Set exercise: Reproduce the listing verbatim.

Working data:

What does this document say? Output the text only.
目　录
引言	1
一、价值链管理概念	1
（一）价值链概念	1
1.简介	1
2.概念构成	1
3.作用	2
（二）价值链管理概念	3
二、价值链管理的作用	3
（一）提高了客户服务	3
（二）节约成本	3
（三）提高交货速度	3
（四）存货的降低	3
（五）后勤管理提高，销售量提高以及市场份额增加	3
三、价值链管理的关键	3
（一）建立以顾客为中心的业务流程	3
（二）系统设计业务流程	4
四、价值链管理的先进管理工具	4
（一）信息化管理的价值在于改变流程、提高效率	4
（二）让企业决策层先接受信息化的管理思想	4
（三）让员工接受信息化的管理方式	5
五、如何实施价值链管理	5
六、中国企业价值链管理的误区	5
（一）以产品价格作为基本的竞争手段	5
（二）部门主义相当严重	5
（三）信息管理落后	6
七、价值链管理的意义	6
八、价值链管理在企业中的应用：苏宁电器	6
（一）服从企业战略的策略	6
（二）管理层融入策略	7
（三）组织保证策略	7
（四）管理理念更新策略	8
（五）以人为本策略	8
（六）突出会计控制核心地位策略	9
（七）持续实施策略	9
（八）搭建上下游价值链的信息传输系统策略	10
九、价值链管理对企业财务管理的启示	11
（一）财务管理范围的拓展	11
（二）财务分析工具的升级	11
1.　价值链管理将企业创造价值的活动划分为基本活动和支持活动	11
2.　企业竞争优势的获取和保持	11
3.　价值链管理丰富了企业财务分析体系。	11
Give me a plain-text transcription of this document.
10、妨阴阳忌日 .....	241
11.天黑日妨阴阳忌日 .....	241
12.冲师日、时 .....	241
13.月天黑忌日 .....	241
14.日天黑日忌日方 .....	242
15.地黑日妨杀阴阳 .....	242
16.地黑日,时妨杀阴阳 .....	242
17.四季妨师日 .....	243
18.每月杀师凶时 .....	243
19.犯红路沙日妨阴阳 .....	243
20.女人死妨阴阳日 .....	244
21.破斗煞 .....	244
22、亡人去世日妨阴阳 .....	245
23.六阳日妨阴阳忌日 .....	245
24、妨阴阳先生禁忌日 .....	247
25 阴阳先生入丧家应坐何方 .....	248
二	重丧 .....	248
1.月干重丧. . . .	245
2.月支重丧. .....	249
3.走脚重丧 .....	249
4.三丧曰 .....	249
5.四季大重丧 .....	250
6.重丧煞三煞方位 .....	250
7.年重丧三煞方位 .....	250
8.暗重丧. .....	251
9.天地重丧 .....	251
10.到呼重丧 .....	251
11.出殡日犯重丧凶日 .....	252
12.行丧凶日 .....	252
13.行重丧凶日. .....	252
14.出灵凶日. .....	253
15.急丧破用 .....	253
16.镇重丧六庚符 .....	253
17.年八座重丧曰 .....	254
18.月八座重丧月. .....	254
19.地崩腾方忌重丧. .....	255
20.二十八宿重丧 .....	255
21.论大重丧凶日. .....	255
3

Reply:
What does this document say? Output the text only.
目　录
引言	1
一、价值链管理概念	1
（一）价值链概念	1
1.简介	1
2.概念构成	1
3.作用	2
（二）价值链管理概念	3
二、价值链管理的作用	3
（一）提高了客户服务	3
（二）节约成本	3
（三）提高交货速度	3
（四）存货的降低	3
（五）后勤管理提高，销售量提高以及市场份额增加	3
三、价值链管理的关键	3
（一）建立以顾客为中心的业务流程	3
（二）系统设计业务流程	4
四、价值链管理的先进管理工具	4
（一）信息化管理的价值在于改变流程、提高效率	4
（二）让企业决策层先接受信息化的管理思想	4
（三）让员工接受信息化的管理方式	5
五、如何实施价值链管理	5
六、中国企业价值链管理的误区	5
（一）以产品价格作为基本的竞争手段	5
（二）部门主义相当严重	5
（三）信息管理落后	6
七、价值链管理的意义	6
八、价值链管理在企业中的应用：苏宁电器	6
（一）服从企业战略的策略	6
（二）管理层融入策略	7
（三）组织保证策略	7
（四）管理理念更新策略	8
（五）以人为本策略	8
（六）突出会计控制核心地位策略	9
（七）持续实施策略	9
（八）搭建上下游价值链的信息传输系统策略	10
九、价值链管理对企业财务管理的启示	11
（一）财务管理范围的拓展	11
（二）财务分析工具的升级	11
1.　价值链管理将企业创造价值的活动划分为基本活动和支持活动	11
2.　企业竞争优势的获取和保持	11
3.　价值链管理丰富了企业财务分析体系。	11
Give me a plain-text transcription of this document.
10、妨阴阳忌日 .....	241
11.天黑日妨阴阳忌日 .....	241
12.冲师日、时 .....	241
13.月天黑忌日 .....	241
14.日天黑日忌日方 .....	242
15.地黑日妨杀阴阳 .....	242
16.地黑日,时妨杀阴阳 .....	242
17.四季妨师日 .....	243
18.每月杀师凶时 .....	243
19.犯红路沙日妨阴阳 .....	243
20.女人死妨阴阳日 .....	244
21.破斗煞 .....	244
22、亡人去世日妨阴阳 .....	245
23.六阳日妨阴阳忌日 .....	245
24、妨阴阳先生禁忌日 .....	247
25 阴阳先生入丧家应坐何方 .....	248
二	重丧 .....	248
1.月干重丧. . . .	245
2.月支重丧. .....	249
3.走脚重丧 .....	249
4.三丧曰 .....	249
5.四季大重丧 .....	250
6.重丧煞三煞方位 .....	250
7.年重丧三煞方位 .....	250
8.暗重丧. .....	251
9.天地重丧 .....	251
10.到呼重丧 .....	251
11.出殡日犯重丧凶日 .....	252
12.行丧凶日 .....	252
13.行重丧凶日. .....	252
14.出灵凶日. .....	253
15.急丧破用 .....	253
16.镇重丧六庚符 .....	253
17.年八座重丧曰 .....	254
18.月八座重丧月. .....	254
19.地崩腾方忌重丧. .....	255
20.二十八宿重丧 .....	255
21.论大重丧凶日. .....	255
3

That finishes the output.